[start Records for processing]
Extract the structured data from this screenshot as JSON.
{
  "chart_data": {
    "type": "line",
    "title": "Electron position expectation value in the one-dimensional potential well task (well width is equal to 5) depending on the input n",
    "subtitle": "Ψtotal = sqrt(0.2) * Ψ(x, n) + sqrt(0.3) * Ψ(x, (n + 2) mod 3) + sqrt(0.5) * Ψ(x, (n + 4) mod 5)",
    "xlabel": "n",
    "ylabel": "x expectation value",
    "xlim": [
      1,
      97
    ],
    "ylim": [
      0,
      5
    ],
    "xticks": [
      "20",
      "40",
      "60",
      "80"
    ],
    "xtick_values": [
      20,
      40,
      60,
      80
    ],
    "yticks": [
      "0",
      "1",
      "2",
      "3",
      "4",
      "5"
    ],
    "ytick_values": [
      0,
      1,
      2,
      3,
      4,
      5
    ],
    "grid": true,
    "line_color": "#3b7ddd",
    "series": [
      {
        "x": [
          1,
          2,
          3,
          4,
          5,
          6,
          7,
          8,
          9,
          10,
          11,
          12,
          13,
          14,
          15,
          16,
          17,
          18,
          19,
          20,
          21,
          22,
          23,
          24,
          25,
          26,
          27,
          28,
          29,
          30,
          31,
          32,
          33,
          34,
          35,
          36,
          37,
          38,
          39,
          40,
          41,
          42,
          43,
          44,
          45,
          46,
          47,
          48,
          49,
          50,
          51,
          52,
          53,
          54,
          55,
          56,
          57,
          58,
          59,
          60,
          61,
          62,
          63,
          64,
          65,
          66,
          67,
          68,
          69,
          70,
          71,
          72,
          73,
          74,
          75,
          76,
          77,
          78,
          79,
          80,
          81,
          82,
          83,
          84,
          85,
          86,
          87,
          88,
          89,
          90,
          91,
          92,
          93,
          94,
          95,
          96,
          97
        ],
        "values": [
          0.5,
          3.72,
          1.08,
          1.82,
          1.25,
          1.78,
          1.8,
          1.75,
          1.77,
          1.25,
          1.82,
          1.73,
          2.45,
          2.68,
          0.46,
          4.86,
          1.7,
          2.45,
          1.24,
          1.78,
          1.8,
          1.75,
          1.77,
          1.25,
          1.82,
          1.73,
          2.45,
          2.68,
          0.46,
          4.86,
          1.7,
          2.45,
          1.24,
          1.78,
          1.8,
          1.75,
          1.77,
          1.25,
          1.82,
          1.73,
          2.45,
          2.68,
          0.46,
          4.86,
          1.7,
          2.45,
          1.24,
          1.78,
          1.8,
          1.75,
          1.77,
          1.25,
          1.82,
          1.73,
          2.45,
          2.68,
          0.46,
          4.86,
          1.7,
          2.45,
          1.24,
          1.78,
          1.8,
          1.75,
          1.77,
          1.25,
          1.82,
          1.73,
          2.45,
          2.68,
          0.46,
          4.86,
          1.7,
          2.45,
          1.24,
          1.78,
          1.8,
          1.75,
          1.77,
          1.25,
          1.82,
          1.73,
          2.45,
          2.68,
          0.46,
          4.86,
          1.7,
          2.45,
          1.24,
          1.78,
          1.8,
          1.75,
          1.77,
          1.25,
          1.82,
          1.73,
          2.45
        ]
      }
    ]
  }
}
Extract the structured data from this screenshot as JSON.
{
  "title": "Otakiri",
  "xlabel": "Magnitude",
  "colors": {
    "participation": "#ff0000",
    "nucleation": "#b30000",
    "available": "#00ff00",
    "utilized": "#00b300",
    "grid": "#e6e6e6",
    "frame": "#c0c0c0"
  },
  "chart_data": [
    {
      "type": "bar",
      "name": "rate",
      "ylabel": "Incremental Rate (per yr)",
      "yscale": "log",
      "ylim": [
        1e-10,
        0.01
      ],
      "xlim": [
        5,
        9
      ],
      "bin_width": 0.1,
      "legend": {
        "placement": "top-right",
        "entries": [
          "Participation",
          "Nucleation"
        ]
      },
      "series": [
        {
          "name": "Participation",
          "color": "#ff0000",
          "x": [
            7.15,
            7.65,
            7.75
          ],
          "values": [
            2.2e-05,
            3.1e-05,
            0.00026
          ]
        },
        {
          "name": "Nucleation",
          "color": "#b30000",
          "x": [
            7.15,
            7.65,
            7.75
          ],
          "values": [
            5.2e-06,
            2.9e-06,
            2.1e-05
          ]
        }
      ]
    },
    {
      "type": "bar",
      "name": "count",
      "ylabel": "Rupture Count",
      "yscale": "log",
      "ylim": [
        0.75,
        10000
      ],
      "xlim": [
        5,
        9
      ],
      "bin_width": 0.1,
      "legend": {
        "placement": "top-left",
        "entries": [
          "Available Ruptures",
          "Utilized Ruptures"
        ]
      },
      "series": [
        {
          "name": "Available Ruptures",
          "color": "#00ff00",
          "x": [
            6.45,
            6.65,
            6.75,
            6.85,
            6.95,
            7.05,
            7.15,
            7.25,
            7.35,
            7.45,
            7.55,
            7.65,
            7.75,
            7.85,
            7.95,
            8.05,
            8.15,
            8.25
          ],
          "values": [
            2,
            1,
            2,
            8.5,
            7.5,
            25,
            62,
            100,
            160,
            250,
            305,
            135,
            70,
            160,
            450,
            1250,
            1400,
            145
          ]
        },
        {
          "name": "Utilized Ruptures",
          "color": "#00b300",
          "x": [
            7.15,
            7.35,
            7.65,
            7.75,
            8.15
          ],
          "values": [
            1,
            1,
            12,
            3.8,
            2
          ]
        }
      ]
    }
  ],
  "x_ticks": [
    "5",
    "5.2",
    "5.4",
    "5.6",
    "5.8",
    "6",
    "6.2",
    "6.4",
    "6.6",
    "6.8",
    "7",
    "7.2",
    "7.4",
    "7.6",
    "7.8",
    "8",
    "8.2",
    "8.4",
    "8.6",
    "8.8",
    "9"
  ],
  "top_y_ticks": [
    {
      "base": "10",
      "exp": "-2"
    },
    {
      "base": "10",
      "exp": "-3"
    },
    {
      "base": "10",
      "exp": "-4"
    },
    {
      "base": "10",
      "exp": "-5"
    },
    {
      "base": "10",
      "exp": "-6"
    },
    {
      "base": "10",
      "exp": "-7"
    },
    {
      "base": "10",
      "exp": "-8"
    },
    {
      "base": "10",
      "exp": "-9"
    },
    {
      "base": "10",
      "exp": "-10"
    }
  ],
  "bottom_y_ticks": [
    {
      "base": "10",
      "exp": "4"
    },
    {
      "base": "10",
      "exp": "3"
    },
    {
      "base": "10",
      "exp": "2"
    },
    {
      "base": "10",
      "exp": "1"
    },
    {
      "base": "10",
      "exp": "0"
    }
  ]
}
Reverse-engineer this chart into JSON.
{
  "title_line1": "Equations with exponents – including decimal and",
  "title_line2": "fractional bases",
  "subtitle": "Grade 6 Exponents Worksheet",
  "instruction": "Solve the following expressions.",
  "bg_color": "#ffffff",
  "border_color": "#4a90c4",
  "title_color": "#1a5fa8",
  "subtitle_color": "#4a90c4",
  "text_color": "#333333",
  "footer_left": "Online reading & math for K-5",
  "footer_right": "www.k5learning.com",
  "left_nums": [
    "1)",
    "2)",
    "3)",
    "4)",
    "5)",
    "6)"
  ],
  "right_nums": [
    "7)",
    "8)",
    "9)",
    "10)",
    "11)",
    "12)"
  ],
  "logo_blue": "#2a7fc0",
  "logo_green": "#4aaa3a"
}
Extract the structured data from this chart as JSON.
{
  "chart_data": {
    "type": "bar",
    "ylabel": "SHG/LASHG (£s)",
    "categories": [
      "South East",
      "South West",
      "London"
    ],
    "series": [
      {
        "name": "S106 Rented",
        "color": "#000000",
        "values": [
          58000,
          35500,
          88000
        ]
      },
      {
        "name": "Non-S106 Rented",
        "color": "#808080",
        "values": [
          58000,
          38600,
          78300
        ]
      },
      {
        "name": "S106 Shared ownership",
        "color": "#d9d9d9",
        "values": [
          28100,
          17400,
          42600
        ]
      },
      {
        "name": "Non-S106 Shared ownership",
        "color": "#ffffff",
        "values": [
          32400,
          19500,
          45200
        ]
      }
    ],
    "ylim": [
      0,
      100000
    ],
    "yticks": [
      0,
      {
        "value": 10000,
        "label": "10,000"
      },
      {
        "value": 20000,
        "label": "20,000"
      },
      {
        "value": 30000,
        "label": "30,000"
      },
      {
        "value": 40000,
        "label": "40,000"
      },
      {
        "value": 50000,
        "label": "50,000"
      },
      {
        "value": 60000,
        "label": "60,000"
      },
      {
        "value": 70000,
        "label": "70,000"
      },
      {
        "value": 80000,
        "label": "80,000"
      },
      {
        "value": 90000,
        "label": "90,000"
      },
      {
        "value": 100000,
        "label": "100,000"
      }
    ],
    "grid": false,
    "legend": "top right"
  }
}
[end Records for processing]
## Directions:
What is the number of lines in this listing that contain the word "ownership"? Answer with that number and nothing else.

## Output below:
2